The problem:
Gather each line of the entries below that includes "Sticta".

** Start Given entries **

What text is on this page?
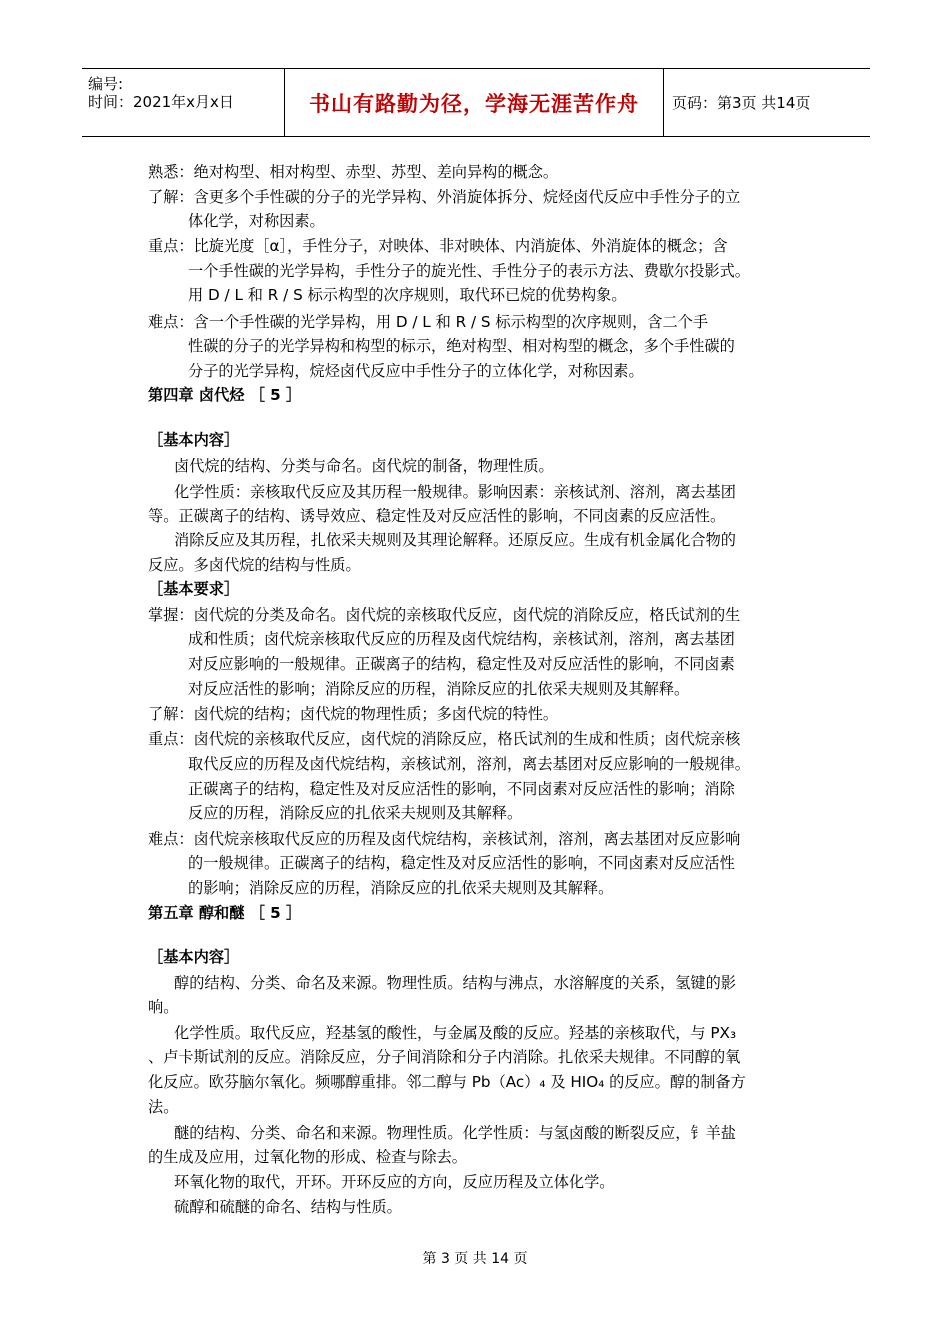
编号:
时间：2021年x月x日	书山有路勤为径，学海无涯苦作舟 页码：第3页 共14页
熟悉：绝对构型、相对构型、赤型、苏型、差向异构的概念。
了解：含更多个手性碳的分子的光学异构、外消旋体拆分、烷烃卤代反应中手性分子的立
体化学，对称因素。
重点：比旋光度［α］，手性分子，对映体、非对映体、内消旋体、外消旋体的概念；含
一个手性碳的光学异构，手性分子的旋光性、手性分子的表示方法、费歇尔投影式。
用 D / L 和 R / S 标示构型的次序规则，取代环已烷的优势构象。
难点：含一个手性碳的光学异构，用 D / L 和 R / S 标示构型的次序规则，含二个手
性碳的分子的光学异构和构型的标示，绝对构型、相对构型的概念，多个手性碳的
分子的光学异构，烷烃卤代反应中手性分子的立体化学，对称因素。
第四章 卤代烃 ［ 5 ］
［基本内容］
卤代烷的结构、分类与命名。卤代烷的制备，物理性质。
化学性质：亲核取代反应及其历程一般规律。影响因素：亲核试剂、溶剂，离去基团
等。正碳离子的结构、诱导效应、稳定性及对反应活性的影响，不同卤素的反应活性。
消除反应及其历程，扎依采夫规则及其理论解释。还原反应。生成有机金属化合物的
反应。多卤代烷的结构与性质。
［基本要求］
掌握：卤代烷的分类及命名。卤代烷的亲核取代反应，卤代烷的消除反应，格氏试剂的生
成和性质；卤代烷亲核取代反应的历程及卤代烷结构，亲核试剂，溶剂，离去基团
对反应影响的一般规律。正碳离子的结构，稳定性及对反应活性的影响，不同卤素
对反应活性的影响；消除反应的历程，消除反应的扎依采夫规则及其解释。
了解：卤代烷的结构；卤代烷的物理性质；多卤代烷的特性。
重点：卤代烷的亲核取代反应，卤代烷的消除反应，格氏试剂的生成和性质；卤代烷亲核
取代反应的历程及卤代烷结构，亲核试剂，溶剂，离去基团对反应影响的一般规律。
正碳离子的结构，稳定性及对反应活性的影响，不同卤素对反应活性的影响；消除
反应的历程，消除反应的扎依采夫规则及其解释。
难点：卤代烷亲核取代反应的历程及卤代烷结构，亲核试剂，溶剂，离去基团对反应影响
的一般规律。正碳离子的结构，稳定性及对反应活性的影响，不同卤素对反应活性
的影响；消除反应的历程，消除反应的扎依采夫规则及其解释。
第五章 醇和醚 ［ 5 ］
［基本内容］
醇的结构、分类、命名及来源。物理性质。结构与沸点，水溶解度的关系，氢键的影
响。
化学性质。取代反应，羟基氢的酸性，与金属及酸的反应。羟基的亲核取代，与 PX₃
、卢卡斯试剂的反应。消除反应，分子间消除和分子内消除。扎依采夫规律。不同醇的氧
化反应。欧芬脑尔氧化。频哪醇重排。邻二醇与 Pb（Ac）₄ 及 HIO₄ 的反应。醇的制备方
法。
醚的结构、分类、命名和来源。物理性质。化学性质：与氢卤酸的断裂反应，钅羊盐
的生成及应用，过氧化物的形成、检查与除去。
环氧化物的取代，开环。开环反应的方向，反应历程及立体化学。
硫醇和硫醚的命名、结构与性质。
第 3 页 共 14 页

** End Given entries **
** Start Given entries **

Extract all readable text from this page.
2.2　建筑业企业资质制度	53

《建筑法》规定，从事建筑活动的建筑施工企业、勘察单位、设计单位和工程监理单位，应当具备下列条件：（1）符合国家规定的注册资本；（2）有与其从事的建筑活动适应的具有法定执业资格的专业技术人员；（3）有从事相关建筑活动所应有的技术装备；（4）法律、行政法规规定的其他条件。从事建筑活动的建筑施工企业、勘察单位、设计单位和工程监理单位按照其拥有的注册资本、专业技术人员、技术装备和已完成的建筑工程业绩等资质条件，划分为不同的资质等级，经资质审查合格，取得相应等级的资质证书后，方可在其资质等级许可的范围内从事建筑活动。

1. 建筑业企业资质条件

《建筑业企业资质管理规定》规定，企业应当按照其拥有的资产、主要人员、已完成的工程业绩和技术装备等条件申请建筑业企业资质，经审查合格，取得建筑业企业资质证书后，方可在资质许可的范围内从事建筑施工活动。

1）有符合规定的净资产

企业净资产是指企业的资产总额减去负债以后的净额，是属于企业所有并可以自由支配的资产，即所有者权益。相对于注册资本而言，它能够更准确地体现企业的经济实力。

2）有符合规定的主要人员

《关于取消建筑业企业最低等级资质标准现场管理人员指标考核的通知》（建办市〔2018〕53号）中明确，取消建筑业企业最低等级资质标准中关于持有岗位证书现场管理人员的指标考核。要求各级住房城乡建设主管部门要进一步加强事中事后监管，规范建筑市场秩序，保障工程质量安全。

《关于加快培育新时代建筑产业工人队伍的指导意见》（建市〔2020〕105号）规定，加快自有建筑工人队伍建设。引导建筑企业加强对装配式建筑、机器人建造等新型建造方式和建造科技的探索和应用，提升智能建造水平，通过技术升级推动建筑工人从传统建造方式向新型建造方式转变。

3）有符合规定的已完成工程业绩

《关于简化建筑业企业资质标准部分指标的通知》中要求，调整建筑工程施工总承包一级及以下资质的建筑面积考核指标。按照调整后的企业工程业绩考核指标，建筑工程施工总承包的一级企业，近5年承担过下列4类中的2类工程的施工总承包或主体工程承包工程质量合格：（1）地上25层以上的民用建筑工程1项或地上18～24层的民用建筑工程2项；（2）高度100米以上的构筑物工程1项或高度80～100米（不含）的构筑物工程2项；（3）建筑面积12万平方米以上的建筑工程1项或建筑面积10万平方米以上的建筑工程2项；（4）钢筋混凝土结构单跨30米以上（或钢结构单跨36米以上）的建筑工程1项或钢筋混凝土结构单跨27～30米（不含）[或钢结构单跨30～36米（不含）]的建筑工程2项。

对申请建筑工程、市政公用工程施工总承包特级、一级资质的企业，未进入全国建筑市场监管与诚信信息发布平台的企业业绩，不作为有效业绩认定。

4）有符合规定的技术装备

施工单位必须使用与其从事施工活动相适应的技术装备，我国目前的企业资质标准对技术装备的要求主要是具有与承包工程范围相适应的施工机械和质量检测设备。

** End Given entries **
** Start Given entries **

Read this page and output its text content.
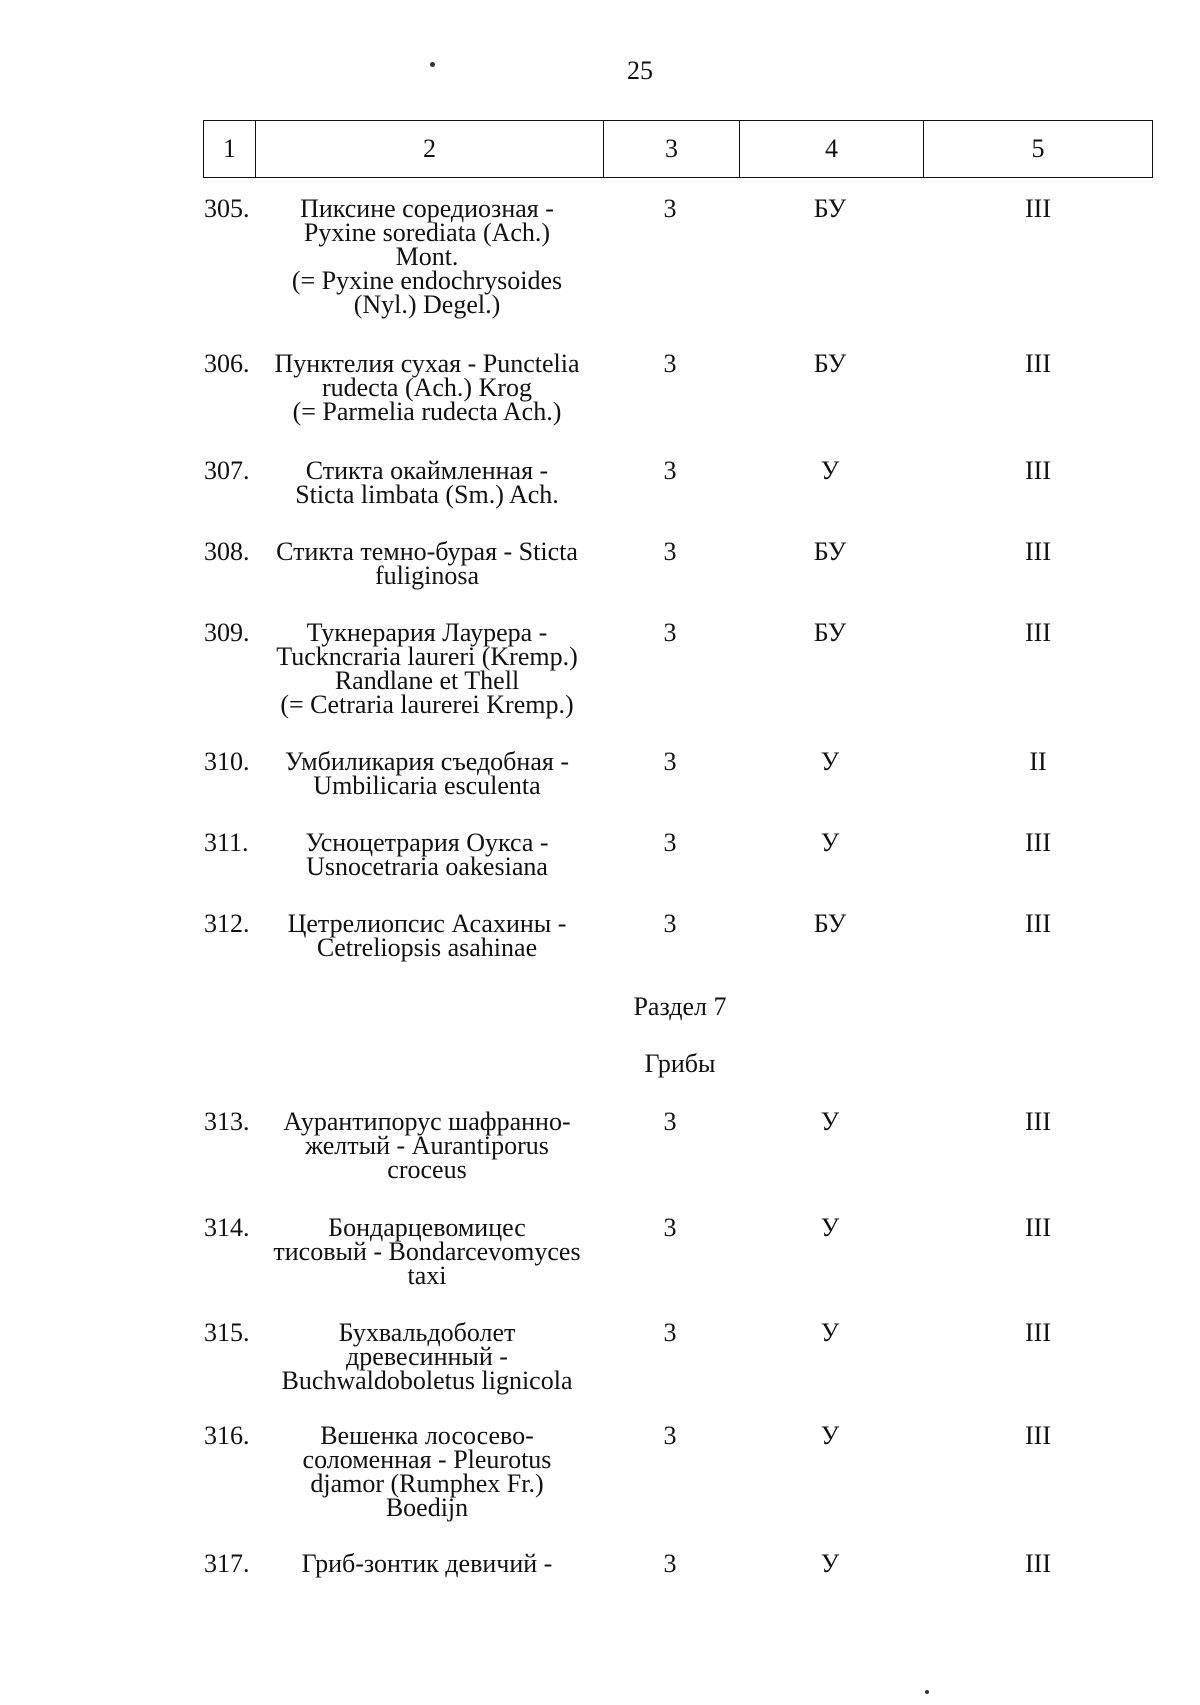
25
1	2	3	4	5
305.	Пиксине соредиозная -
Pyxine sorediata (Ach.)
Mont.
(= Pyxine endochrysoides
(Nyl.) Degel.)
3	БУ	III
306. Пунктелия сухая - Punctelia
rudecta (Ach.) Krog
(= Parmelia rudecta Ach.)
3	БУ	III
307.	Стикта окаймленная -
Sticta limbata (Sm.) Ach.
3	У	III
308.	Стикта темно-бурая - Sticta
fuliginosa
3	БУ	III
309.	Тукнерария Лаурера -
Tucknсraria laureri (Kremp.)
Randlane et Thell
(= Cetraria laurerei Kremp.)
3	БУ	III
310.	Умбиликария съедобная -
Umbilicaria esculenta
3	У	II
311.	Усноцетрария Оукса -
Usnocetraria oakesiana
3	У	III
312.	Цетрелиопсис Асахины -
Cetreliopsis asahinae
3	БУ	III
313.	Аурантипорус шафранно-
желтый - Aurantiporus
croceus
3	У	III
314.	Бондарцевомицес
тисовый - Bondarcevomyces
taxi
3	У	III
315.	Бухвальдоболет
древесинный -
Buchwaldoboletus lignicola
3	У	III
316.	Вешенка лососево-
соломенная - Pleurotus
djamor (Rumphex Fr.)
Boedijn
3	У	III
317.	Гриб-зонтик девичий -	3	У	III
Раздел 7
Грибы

** End Given entries **

Output below:
Sticta limbata (Sm.) Ach.
308.	Стикта темно-бурая - Sticta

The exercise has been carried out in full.